** start of Provided entries **

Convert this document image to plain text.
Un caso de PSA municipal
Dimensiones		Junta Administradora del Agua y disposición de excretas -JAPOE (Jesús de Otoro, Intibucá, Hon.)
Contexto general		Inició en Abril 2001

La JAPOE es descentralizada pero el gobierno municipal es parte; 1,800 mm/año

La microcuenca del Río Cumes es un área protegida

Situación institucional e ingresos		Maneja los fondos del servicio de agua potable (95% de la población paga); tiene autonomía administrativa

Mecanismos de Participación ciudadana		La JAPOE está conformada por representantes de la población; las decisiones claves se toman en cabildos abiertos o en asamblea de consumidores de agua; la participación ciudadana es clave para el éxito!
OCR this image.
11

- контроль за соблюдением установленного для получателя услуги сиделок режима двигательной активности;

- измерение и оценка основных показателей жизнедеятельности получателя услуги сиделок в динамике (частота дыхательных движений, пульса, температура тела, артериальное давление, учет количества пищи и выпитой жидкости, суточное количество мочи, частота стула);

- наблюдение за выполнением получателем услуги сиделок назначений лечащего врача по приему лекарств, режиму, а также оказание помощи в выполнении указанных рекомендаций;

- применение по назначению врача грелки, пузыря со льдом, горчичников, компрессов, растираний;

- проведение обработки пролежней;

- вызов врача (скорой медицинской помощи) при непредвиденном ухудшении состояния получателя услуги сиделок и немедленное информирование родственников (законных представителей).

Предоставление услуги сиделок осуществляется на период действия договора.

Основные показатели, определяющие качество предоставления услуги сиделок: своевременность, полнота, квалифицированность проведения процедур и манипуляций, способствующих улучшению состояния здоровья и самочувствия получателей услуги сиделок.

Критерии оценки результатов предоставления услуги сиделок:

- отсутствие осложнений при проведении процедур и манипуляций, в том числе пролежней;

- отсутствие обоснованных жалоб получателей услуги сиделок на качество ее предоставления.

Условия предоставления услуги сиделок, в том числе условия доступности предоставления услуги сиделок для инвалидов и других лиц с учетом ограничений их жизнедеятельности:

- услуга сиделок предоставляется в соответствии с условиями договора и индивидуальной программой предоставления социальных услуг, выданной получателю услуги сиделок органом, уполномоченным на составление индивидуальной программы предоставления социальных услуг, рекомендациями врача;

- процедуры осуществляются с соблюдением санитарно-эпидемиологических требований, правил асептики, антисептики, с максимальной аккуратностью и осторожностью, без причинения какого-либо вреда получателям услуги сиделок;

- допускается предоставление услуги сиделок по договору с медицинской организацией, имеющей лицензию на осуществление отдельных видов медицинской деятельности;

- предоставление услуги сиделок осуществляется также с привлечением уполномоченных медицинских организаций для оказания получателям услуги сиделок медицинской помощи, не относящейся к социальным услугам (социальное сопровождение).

** end of Provided entries **

* Objective *
Your task is to print the whole listing again exactly.

* Solution for this problem *
Convert this document image to plain text.
Un caso de PSA municipal
Dimensiones		Junta Administradora del Agua y disposición de excretas -JAPOE (Jesús de Otoro, Intibucá, Hon.)
Contexto general		Inició en Abril 2001

La JAPOE es descentralizada pero el gobierno municipal es parte; 1,800 mm/año

La microcuenca del Río Cumes es un área protegida

Situación institucional e ingresos		Maneja los fondos del servicio de agua potable (95% de la población paga); tiene autonomía administrativa

Mecanismos de Participación ciudadana		La JAPOE está conformada por representantes de la población; las decisiones claves se toman en cabildos abiertos o en asamblea de consumidores de agua; la participación ciudadana es clave para el éxito!
OCR this image.
11

- контроль за соблюдением установленного для получателя услуги сиделок режима двигательной активности;

- измерение и оценка основных показателей жизнедеятельности получателя услуги сиделок в динамике (частота дыхательных движений, пульса, температура тела, артериальное давление, учет количества пищи и выпитой жидкости, суточное количество мочи, частота стула);

- наблюдение за выполнением получателем услуги сиделок назначений лечащего врача по приему лекарств, режиму, а также оказание помощи в выполнении указанных рекомендаций;

- применение по назначению врача грелки, пузыря со льдом, горчичников, компрессов, растираний;

- проведение обработки пролежней;

- вызов врача (скорой медицинской помощи) при непредвиденном ухудшении состояния получателя услуги сиделок и немедленное информирование родственников (законных представителей).

Предоставление услуги сиделок осуществляется на период действия договора.

Основные показатели, определяющие качество предоставления услуги сиделок: своевременность, полнота, квалифицированность проведения процедур и манипуляций, способствующих улучшению состояния здоровья и самочувствия получателей услуги сиделок.

Критерии оценки результатов предоставления услуги сиделок:

- отсутствие осложнений при проведении процедур и манипуляций, в том числе пролежней;

- отсутствие обоснованных жалоб получателей услуги сиделок на качество ее предоставления.

Условия предоставления услуги сиделок, в том числе условия доступности предоставления услуги сиделок для инвалидов и других лиц с учетом ограничений их жизнедеятельности:

- услуга сиделок предоставляется в соответствии с условиями договора и индивидуальной программой предоставления социальных услуг, выданной получателю услуги сиделок органом, уполномоченным на составление индивидуальной программы предоставления социальных услуг, рекомендациями врача;

- процедуры осуществляются с соблюдением санитарно-эпидемиологических требований, правил асептики, антисептики, с максимальной аккуратностью и осторожностью, без причинения какого-либо вреда получателям услуги сиделок;

- допускается предоставление услуги сиделок по договору с медицинской организацией, имеющей лицензию на осуществление отдельных видов медицинской деятельности;

- предоставление услуги сиделок осуществляется также с привлечением уполномоченных медицинских организаций для оказания получателям услуги сиделок медицинской помощи, не относящейся к социальным услугам (социальное сопровождение).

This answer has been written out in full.